◆ SET TASK: Reproduce all of the material word for word.

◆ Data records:

- - -

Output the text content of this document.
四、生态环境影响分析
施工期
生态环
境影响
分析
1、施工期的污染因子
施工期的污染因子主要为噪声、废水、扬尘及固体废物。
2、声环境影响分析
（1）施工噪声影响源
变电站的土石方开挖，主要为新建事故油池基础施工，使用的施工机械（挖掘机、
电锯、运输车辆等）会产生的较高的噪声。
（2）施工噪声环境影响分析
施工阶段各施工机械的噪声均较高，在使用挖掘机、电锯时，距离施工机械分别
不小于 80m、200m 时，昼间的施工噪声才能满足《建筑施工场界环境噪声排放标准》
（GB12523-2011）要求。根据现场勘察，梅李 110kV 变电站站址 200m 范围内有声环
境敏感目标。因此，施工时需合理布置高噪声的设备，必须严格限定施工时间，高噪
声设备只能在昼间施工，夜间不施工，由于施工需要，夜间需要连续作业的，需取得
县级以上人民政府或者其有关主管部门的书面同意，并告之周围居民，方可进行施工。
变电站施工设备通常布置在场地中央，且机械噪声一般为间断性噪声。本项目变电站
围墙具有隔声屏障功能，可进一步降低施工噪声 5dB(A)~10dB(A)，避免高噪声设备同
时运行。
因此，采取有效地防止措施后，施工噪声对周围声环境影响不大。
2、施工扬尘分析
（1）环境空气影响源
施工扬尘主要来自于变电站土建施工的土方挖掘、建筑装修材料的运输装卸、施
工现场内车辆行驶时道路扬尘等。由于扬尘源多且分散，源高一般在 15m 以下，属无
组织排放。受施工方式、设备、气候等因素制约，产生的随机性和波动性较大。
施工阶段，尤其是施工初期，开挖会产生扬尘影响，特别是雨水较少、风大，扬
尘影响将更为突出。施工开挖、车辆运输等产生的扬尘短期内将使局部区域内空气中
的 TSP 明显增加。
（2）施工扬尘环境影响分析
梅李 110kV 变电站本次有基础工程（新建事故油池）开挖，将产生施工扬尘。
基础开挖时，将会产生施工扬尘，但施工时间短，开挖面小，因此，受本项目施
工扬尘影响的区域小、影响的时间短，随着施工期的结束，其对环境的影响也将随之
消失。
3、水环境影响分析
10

- - -

◆ OUTPUT FOR THIS TASK:
Output the text content of this document.
四、生态环境影响分析
施工期
生态环
境影响
分析
1、施工期的污染因子
施工期的污染因子主要为噪声、废水、扬尘及固体废物。
2、声环境影响分析
（1）施工噪声影响源
变电站的土石方开挖，主要为新建事故油池基础施工，使用的施工机械（挖掘机、
电锯、运输车辆等）会产生的较高的噪声。
（2）施工噪声环境影响分析
施工阶段各施工机械的噪声均较高，在使用挖掘机、电锯时，距离施工机械分别
不小于 80m、200m 时，昼间的施工噪声才能满足《建筑施工场界环境噪声排放标准》
（GB12523-2011）要求。根据现场勘察，梅李 110kV 变电站站址 200m 范围内有声环
境敏感目标。因此，施工时需合理布置高噪声的设备，必须严格限定施工时间，高噪
声设备只能在昼间施工，夜间不施工，由于施工需要，夜间需要连续作业的，需取得
县级以上人民政府或者其有关主管部门的书面同意，并告之周围居民，方可进行施工。
变电站施工设备通常布置在场地中央，且机械噪声一般为间断性噪声。本项目变电站
围墙具有隔声屏障功能，可进一步降低施工噪声 5dB(A)~10dB(A)，避免高噪声设备同
时运行。
因此，采取有效地防止措施后，施工噪声对周围声环境影响不大。
2、施工扬尘分析
（1）环境空气影响源
施工扬尘主要来自于变电站土建施工的土方挖掘、建筑装修材料的运输装卸、施
工现场内车辆行驶时道路扬尘等。由于扬尘源多且分散，源高一般在 15m 以下，属无
组织排放。受施工方式、设备、气候等因素制约，产生的随机性和波动性较大。
施工阶段，尤其是施工初期，开挖会产生扬尘影响，特别是雨水较少、风大，扬
尘影响将更为突出。施工开挖、车辆运输等产生的扬尘短期内将使局部区域内空气中
的 TSP 明显增加。
（2）施工扬尘环境影响分析
梅李 110kV 变电站本次有基础工程（新建事故油池）开挖，将产生施工扬尘。
基础开挖时，将会产生施工扬尘，但施工时间短，开挖面小，因此，受本项目施
工扬尘影响的区域小、影响的时间短，随着施工期的结束，其对环境的影响也将随之
消失。
3、水环境影响分析
10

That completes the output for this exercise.